* **Records excerpted from a collection**:
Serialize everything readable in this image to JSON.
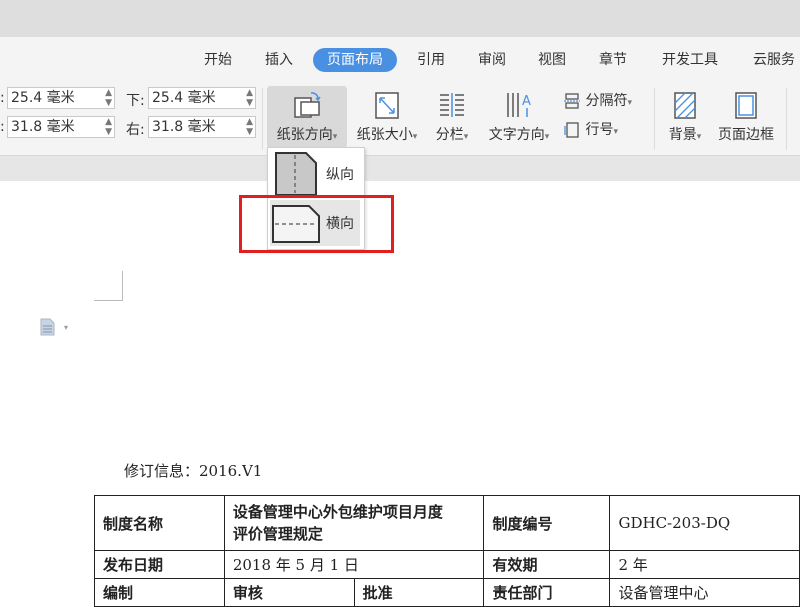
{
  "tabs": [
    {
      "label": "开始"
    },
    {
      "label": "插入"
    },
    {
      "label": "页面布局"
    },
    {
      "label": "引用"
    },
    {
      "label": "审阅"
    },
    {
      "label": "视图"
    },
    {
      "label": "章节"
    },
    {
      "label": "开发工具"
    },
    {
      "label": "云服务"
    }
  ],
  "margins": {
    "top_value": "25.4 毫米",
    "left_value": "31.8 毫米",
    "bottom_label": "下:",
    "bottom_value": "25.4 毫米",
    "right_label": "右:",
    "right_value": "31.8 毫米",
    "top_label": ":",
    "left_label": ":"
  },
  "ribbon": {
    "orientation": "纸张方向",
    "paper_size": "纸张大小",
    "columns": "分栏",
    "text_direction": "文字方向",
    "separator": "分隔符",
    "line_number": "行号",
    "background": "背景",
    "page_border": "页面边框"
  },
  "dropdown": {
    "portrait": "纵向",
    "landscape": "横向"
  },
  "document": {
    "revision": "修订信息：2016.V1",
    "table": {
      "r1c1": "制度名称",
      "r1c2a": "设备管理中心外包维护项目月度",
      "r1c2b": "评价管理规定",
      "r1c3": "制度编号",
      "r1c4": "GDHC-203-DQ",
      "r2c1": "发布日期",
      "r2c2": "2018 年 5 月 1 日",
      "r2c3": "有效期",
      "r2c4": "2 年",
      "r3c1": "编制",
      "r3c2": "审核",
      "r3c3": "批准",
      "r3c4": "责任部门",
      "r3c5": "设备管理中心"
    }
  },
  "colors": {
    "accent": "#4a90e2",
    "highlight": "#e02020"
  }
}
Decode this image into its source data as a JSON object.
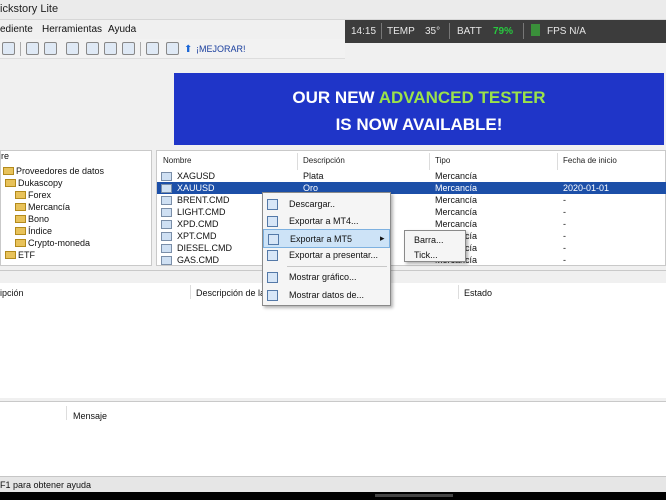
{
  "window": {
    "title": "ickstory Lite"
  },
  "menu": [
    "ediente",
    "Herramientas",
    "Ayuda"
  ],
  "hud": {
    "time": "14:15",
    "temp_label": "TEMP",
    "temp_value": "35°",
    "batt_label": "BATT",
    "batt_value": "79%",
    "fps": "FPS N/A",
    "batt_color": "#27c93f"
  },
  "toolbar": {
    "upgrade_label": "¡MEJORAR!"
  },
  "banner": {
    "line1_a": "OUR NEW ",
    "line1_b": "ADVANCED TESTER",
    "line2": "IS NOW AVAILABLE!",
    "accent": "#9be24a",
    "bg": "#1f35c8"
  },
  "tree": {
    "header": "re",
    "items": [
      "Proveedores de datos",
      "Dukascopy",
      "Forex",
      "Mercancía",
      "Bono",
      "Índice",
      "Crypto-moneda",
      "ETF"
    ]
  },
  "table": {
    "columns": [
      "Nombre",
      "Descripción",
      "Tipo",
      "Fecha de inicio"
    ],
    "rows": [
      {
        "name": "XAGUSD",
        "desc": "Plata",
        "type": "Mercancía",
        "date": ""
      },
      {
        "name": "XAUUSD",
        "desc": "Oro",
        "type": "Mercancía",
        "date": "2020-01-01"
      },
      {
        "name": "BRENT.CMD",
        "desc": "",
        "type": "Mercancía",
        "date": "-"
      },
      {
        "name": "LIGHT.CMD",
        "desc": "",
        "type": "Mercancía",
        "date": "-"
      },
      {
        "name": "XPD.CMD",
        "desc": "",
        "type": "Mercancía",
        "date": "-"
      },
      {
        "name": "XPT.CMD",
        "desc": "",
        "type": "Mercancía",
        "date": "-"
      },
      {
        "name": "DIESEL.CMD",
        "desc": "",
        "type": "Mercancía",
        "date": "-"
      },
      {
        "name": "GAS.CMD",
        "desc": "",
        "type": "Mercancía",
        "date": "-"
      }
    ]
  },
  "context_menu": {
    "items": [
      "Descargar..",
      "Exportar a MT4...",
      "Exportar a MT5",
      "Exportar a presentar...",
      "Mostrar gráfico...",
      "Mostrar datos de..."
    ],
    "submenu_arrow": "▸"
  },
  "submenu": {
    "items": [
      "Barra...",
      "Tick..."
    ]
  },
  "lower": {
    "columns": [
      "ipción",
      "Descripción de la Sit",
      "Estado"
    ]
  },
  "log": {
    "columns": [
      "Mensaje"
    ]
  },
  "status": {
    "text": "F1 para obtener ayuda"
  }
}
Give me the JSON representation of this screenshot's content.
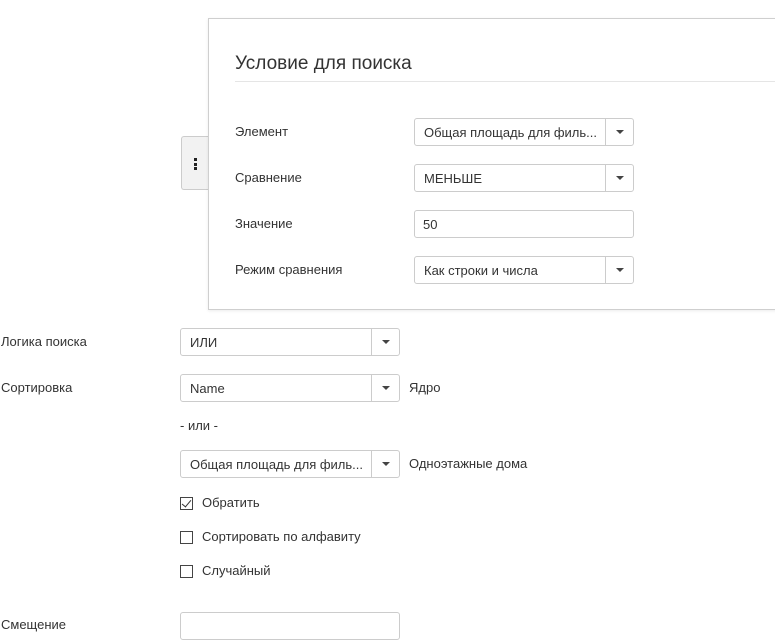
{
  "condition_panel": {
    "title": "Условие для поиска",
    "element_label": "Элемент",
    "element_value": "Общая площадь для филь...",
    "comparison_label": "Сравнение",
    "comparison_value": "МЕНЬШЕ",
    "value_label": "Значение",
    "value_input": "50",
    "mode_label": "Режим сравнения",
    "mode_value": "Как строки и числа"
  },
  "search_logic": {
    "label": "Логика поиска",
    "value": "ИЛИ"
  },
  "sorting": {
    "label": "Сортировка",
    "field_value": "Name",
    "field_note": "Ядро",
    "or_text": "- или -",
    "alt_value": "Общая площадь для филь...",
    "alt_note": "Одноэтажные дома",
    "reverse_label": "Обратить",
    "reverse_checked": true,
    "alpha_label": "Сортировать по алфавиту",
    "alpha_checked": false,
    "random_label": "Случайный",
    "random_checked": false
  },
  "next_row": {
    "label": "Смещение"
  }
}
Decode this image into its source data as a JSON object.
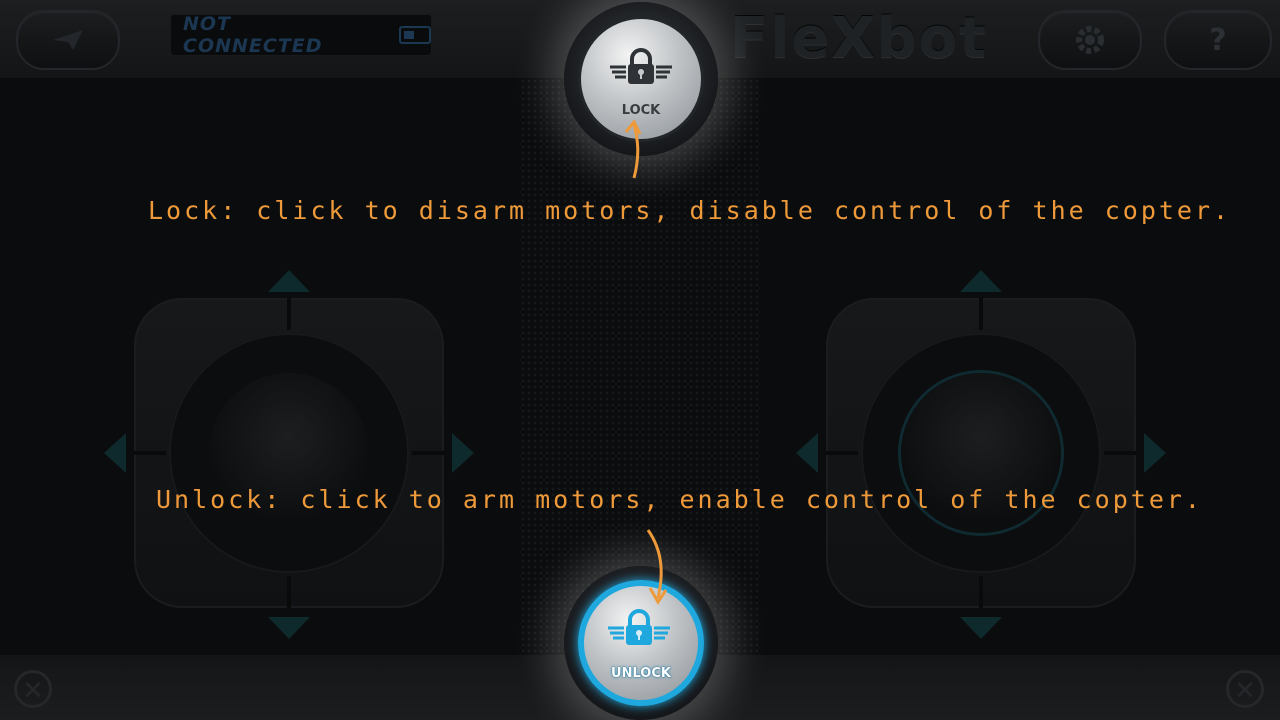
{
  "header": {
    "status": "NOT CONNECTED",
    "logo": "FleXbot",
    "settings_icon": "gear-icon",
    "help_label": "?",
    "send_icon": "paper-plane-icon"
  },
  "buttons": {
    "lock_label": "LOCK",
    "unlock_label": "UNLOCK"
  },
  "annotations": {
    "lock": "Lock: click to disarm motors, disable control of the copter.",
    "unlock": "Unlock: click to arm motors, enable control of the copter."
  },
  "colors": {
    "annotation": "#ee9a3a",
    "unlock_ring": "#1fa8dd"
  }
}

* **Aim of the exercise**: Select every line of the material above holding the word "Общая" and copy it.

* **Exercise solution**:
    "element_value": "Общая площадь для филь...",
    "alt_value": "Общая площадь для филь...",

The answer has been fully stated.